▶ _AIM OF THE EXERCISE_:
Identify the lines holding "Валы" and copy them.

▶ _PROVIDED RECORDS_:

Start

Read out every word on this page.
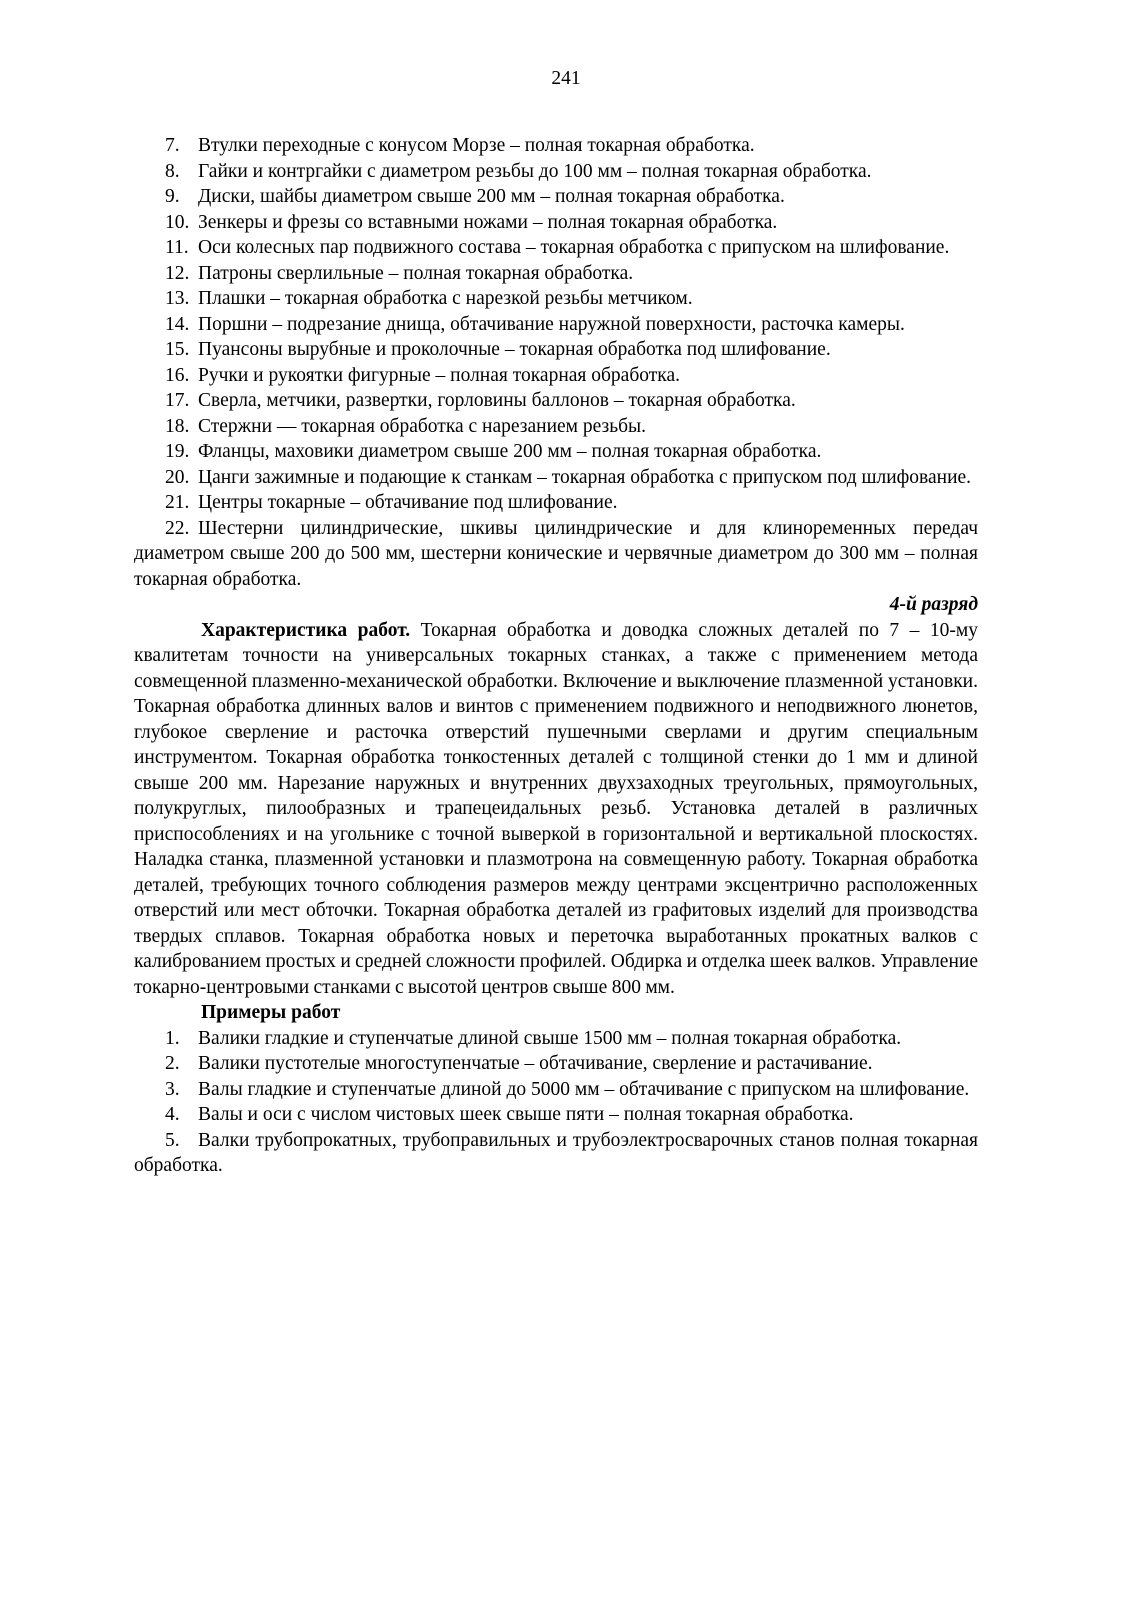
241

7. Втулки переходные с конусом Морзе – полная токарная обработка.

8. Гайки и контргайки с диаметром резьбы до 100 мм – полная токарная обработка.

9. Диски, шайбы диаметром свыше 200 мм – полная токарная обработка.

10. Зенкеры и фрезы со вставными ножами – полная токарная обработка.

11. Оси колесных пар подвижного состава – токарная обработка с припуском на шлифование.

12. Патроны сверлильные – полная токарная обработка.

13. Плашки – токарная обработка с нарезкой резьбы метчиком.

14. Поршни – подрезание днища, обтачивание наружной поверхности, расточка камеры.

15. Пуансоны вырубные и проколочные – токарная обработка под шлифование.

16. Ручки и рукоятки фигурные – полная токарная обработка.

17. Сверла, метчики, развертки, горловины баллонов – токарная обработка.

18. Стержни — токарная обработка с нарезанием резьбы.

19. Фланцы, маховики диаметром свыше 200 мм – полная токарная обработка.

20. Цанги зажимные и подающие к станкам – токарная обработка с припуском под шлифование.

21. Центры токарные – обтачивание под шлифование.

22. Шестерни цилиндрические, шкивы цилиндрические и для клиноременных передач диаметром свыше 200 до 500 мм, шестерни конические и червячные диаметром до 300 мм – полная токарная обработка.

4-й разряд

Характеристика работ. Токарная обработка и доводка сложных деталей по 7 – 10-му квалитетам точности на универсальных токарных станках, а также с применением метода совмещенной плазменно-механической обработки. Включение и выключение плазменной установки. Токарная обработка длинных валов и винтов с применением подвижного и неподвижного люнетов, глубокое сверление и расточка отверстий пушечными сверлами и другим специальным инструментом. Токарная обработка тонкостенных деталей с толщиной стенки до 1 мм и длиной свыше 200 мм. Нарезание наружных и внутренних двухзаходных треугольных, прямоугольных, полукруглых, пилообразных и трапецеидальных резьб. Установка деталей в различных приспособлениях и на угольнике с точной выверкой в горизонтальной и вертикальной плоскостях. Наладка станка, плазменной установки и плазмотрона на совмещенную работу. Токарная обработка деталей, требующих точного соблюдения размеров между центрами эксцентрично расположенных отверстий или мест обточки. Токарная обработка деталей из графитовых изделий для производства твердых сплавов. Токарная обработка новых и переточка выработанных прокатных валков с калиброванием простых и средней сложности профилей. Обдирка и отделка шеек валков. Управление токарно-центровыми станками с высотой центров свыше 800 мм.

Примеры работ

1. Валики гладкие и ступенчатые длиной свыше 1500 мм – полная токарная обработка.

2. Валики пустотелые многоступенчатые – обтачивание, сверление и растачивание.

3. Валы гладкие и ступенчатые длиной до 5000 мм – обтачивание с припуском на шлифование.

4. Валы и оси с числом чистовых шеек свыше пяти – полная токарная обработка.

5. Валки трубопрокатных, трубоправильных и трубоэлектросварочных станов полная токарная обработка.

End

▶ _REPLY_:
3. Валы гладкие и ступенчатые длиной до 5000 мм – обтачивание с припуском на шлифование.
4. Валы и оси с числом чистовых шеек свыше пяти – полная токарная обработка.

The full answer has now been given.